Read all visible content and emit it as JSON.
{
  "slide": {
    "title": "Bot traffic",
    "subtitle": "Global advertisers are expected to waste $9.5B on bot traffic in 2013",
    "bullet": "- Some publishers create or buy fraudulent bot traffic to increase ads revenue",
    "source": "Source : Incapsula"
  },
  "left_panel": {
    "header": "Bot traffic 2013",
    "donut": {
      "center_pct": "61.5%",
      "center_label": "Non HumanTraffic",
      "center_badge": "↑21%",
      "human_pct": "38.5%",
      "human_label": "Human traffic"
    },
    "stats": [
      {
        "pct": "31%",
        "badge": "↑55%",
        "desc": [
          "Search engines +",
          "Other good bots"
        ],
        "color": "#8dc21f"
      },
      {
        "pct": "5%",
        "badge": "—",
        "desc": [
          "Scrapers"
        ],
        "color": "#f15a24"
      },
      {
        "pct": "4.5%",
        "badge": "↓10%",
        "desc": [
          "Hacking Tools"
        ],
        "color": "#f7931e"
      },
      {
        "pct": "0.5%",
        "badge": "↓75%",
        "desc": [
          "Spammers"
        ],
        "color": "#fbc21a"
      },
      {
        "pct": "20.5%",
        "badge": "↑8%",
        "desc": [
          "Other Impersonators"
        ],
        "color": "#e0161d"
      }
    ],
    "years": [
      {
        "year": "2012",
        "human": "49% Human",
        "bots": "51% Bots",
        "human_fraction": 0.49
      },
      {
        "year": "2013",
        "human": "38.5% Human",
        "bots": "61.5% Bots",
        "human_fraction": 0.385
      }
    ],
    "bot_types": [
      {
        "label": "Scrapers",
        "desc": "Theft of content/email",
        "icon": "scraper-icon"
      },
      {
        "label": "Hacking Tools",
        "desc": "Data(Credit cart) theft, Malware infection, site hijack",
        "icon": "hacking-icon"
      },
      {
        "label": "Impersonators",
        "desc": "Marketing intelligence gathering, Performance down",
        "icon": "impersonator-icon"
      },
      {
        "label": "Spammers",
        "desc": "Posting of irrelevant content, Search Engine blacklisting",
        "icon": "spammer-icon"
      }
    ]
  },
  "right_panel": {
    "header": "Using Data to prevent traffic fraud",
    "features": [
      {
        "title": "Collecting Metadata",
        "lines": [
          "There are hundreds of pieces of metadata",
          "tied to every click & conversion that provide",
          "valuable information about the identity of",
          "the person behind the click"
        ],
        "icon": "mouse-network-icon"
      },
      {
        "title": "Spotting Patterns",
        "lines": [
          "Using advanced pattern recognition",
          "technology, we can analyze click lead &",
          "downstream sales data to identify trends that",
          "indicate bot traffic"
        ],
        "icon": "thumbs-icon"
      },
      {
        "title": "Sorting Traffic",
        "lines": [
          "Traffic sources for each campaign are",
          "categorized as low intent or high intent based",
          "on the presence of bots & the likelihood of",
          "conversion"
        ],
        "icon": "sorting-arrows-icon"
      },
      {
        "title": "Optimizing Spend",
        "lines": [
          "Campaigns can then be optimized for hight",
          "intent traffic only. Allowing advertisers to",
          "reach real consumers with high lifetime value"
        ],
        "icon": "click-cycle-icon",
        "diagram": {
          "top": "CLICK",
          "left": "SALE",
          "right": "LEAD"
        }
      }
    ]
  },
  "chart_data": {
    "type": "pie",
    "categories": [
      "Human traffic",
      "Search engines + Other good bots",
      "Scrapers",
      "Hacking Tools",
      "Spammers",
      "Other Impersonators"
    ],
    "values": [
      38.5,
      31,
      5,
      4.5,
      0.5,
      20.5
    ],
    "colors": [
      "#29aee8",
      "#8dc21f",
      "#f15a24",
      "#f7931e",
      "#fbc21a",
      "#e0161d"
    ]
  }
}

# # # # #

## Short problem:
Retype all of the material, keeping each line exact.

## Solution to this task:
Read all visible content and emit it as JSON.
{
  "slide": {
    "title": "Bot traffic",
    "subtitle": "Global advertisers are expected to waste $9.5B on bot traffic in 2013",
    "bullet": "- Some publishers create or buy fraudulent bot traffic to increase ads revenue",
    "source": "Source : Incapsula"
  },
  "left_panel": {
    "header": "Bot traffic 2013",
    "donut": {
      "center_pct": "61.5%",
      "center_label": "Non HumanTraffic",
      "center_badge": "↑21%",
      "human_pct": "38.5%",
      "human_label": "Human traffic"
    },
    "stats": [
      {
        "pct": "31%",
        "badge": "↑55%",
        "desc": [
          "Search engines +",
          "Other good bots"
        ],
        "color": "#8dc21f"
      },
      {
        "pct": "5%",
        "badge": "—",
        "desc": [
          "Scrapers"
        ],
        "color": "#f15a24"
      },
      {
        "pct": "4.5%",
        "badge": "↓10%",
        "desc": [
          "Hacking Tools"
        ],
        "color": "#f7931e"
      },
      {
        "pct": "0.5%",
        "badge": "↓75%",
        "desc": [
          "Spammers"
        ],
        "color": "#fbc21a"
      },
      {
        "pct": "20.5%",
        "badge": "↑8%",
        "desc": [
          "Other Impersonators"
        ],
        "color": "#e0161d"
      }
    ],
    "years": [
      {
        "year": "2012",
        "human": "49% Human",
        "bots": "51% Bots",
        "human_fraction": 0.49
      },
      {
        "year": "2013",
        "human": "38.5% Human",
        "bots": "61.5% Bots",
        "human_fraction": 0.385
      }
    ],
    "bot_types": [
      {
        "label": "Scrapers",
        "desc": "Theft of content/email",
        "icon": "scraper-icon"
      },
      {
        "label": "Hacking Tools",
        "desc": "Data(Credit cart) theft, Malware infection, site hijack",
        "icon": "hacking-icon"
      },
      {
        "label": "Impersonators",
        "desc": "Marketing intelligence gathering, Performance down",
        "icon": "impersonator-icon"
      },
      {
        "label": "Spammers",
        "desc": "Posting of irrelevant content, Search Engine blacklisting",
        "icon": "spammer-icon"
      }
    ]
  },
  "right_panel": {
    "header": "Using Data to prevent traffic fraud",
    "features": [
      {
        "title": "Collecting Metadata",
        "lines": [
          "There are hundreds of pieces of metadata",
          "tied to every click & conversion that provide",
          "valuable information about the identity of",
          "the person behind the click"
        ],
        "icon": "mouse-network-icon"
      },
      {
        "title": "Spotting Patterns",
        "lines": [
          "Using advanced pattern recognition",
          "technology, we can analyze click lead &",
          "downstream sales data to identify trends that",
          "indicate bot traffic"
        ],
        "icon": "thumbs-icon"
      },
      {
        "title": "Sorting Traffic",
        "lines": [
          "Traffic sources for each campaign are",
          "categorized as low intent or high intent based",
          "on the presence of bots & the likelihood of",
          "conversion"
        ],
        "icon": "sorting-arrows-icon"
      },
      {
        "title": "Optimizing Spend",
        "lines": [
          "Campaigns can then be optimized for hight",
          "intent traffic only. Allowing advertisers to",
          "reach real consumers with high lifetime value"
        ],
        "icon": "click-cycle-icon",
        "diagram": {
          "top": "CLICK",
          "left": "SALE",
          "right": "LEAD"
        }
      }
    ]
  },
  "chart_data": {
    "type": "pie",
    "categories": [
      "Human traffic",
      "Search engines + Other good bots",
      "Scrapers",
      "Hacking Tools",
      "Spammers",
      "Other Impersonators"
    ],
    "values": [
      38.5,
      31,
      5,
      4.5,
      0.5,
      20.5
    ],
    "colors": [
      "#29aee8",
      "#8dc21f",
      "#f15a24",
      "#f7931e",
      "#fbc21a",
      "#e0161d"
    ]
  }
}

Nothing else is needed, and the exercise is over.